### WHAT IS NEEDED
Show all lines from the data that include the word "document".

_ _ _ _ _

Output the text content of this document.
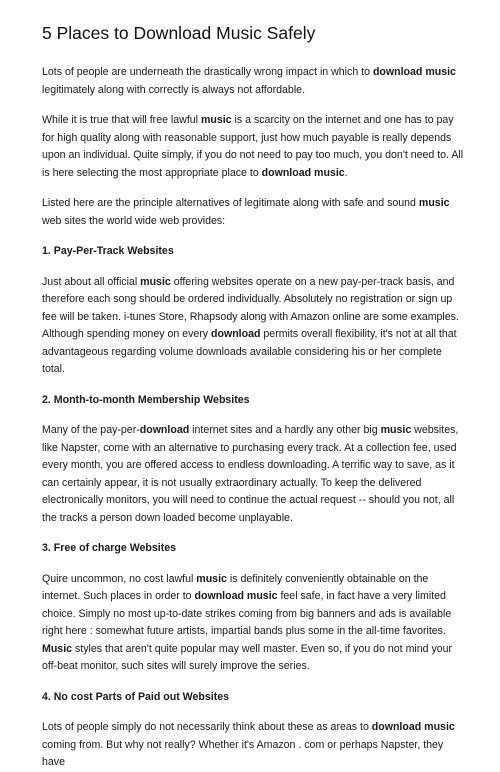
5 Places to Download Music Safely

Lots of people are underneath the drastically wrong impact in which to download music legitimately along with correctly is always not affordable.

While it is true that will free lawful music is a scarcity on the internet and one has to pay for high quality along with reasonable support, just how much payable is really depends upon an individual. Quite simply, if you do not need to pay too much, you don't need to. All is here selecting the most appropriate place to download music.

Listed here are the principle alternatives of legitimate along with safe and sound music web sites the world wide web provides:

1. Pay-Per-Track Websites

Just about all official music offering websites operate on a new pay-per-track basis, and therefore each song should be ordered individually. Absolutely no registration or sign up fee will be taken. i-tunes Store, Rhapsody along with Amazon online are some examples. Although spending money on every download permits overall flexibility, it's not at all that advantageous regarding volume downloads available considering his or her complete total.

2. Month-to-month Membership Websites

Many of the pay-per-download internet sites and a hardly any other big music websites, like Napster, come with an alternative to purchasing every track. At a collection fee, used every month, you are offered access to endless downloading. A terrific way to save, as it can certainly appear, it is not usually extraordinary actually. To keep the delivered electronically monitors, you will need to continue the actual request -- should you not, all the tracks a person down loaded become unplayable.

3. Free of charge Websites

Quire uncommon, no cost lawful music is definitely conveniently obtainable on the internet. Such places in order to download music feel safe, in fact have a very limited choice. Simply no most up-to-date strikes coming from big banners and ads is available right here : somewhat future artists, impartial bands plus some in the all-time favorites. Music styles that aren't quite popular may well master. Even so, if you do not mind your off-beat monitor, such sites will surely improve the series.

4. No cost Parts of Paid out Websites

Lots of people simply do not necessarily think about these as areas to download music coming from. But why not really? Whether it's Amazon . com or perhaps Napster, they have
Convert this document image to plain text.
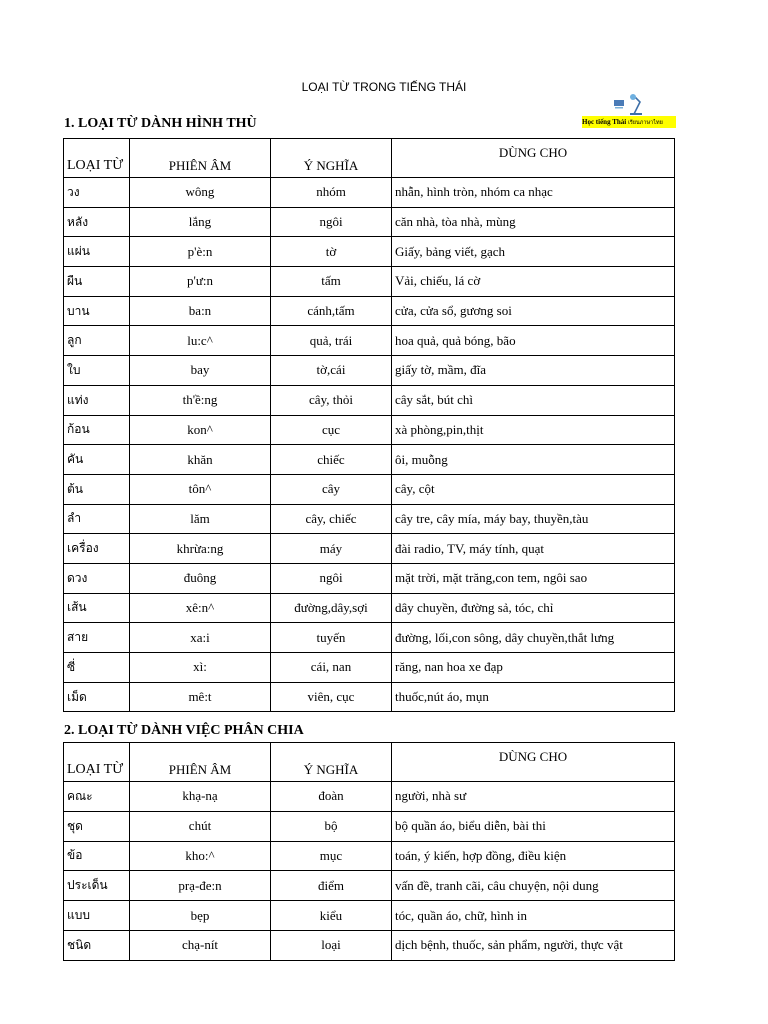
LOẠI TỪ TRONG TIẾNG THÁI
Học tiếng Thái เรียนภาษาไทย
1. LOẠI TỪ DÀNH HÌNH THÙ
LOẠI TỪ	PHIÊN ÂM	Ý NGHĨA	DÙNG CHO
วง	wông	nhóm	nhẫn, hình tròn, nhóm ca nhạc
หลัง	lắng	ngôi	căn nhà, tòa nhà, mùng
แผ่น	p'è:n	tờ	Giấy, bảng viết, gạch
ผืน	p'ư:n	tấm	Vải, chiếu, lá cờ
บาน	ba:n	cánh,tấm	cửa, cửa sổ, gương soi
ลูก	lu:c^	quả, trái	hoa quả, quả bóng, bão
ใบ	bay	tờ,cái	giấy tờ, mầm, đĩa
แท่ง	th'ề:ng	cây, thỏi	cây sắt, bút chì
ก้อน	kon^	cục	xà phòng,pin,thịt
คัน	khăn	chiếc	ôi, muỗng
ต้น	tôn^	cây	cây, cột
ลำ	lăm	cây, chiếc	cây tre, cây mía, máy bay, thuyền,tàu
เครื่อง	khrừa:ng	máy	đài radio, TV, máy tính, quạt
ดวง	đuông	ngôi	mặt trời, mặt trăng,con tem, ngôi sao
เส้น	xê:n^	đường,dây,sợi	dây chuyền, đường sả, tóc, chỉ
สาย	xa:i	tuyến	đường, lối,con sông, dây chuyền,thắt lưng
ซี่	xì:	cái, nan	răng, nan hoa xe đạp
เม็ด	mê:t	viên, cục	thuốc,nút áo, mụn
2. LOẠI TỪ DÀNH VIỆC PHÂN CHIA
LOẠI TỪ	PHIÊN ÂM	Ý NGHĨA	DÙNG CHO
คณะ	khạ-nạ	đoàn	người, nhà sư
ชุด	chút	bộ	bộ quần áo, biểu diễn, bài thi
ข้อ	kho:^	mục	toán, ý kiến, hợp đồng, điều kiện
ประเด็น	prạ-đe:n	điểm	vấn đề, tranh cãi, câu chuyện, nội dung
แบบ	bẹp	kiểu	tóc, quần áo, chữ, hình in
ชนิด	chạ-nít	loại	dịch bệnh, thuốc, sản phẩm, người, thực vật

_ _ _ _ _

### THE OUTPUT
Output the text content of this document.
Convert this document image to plain text.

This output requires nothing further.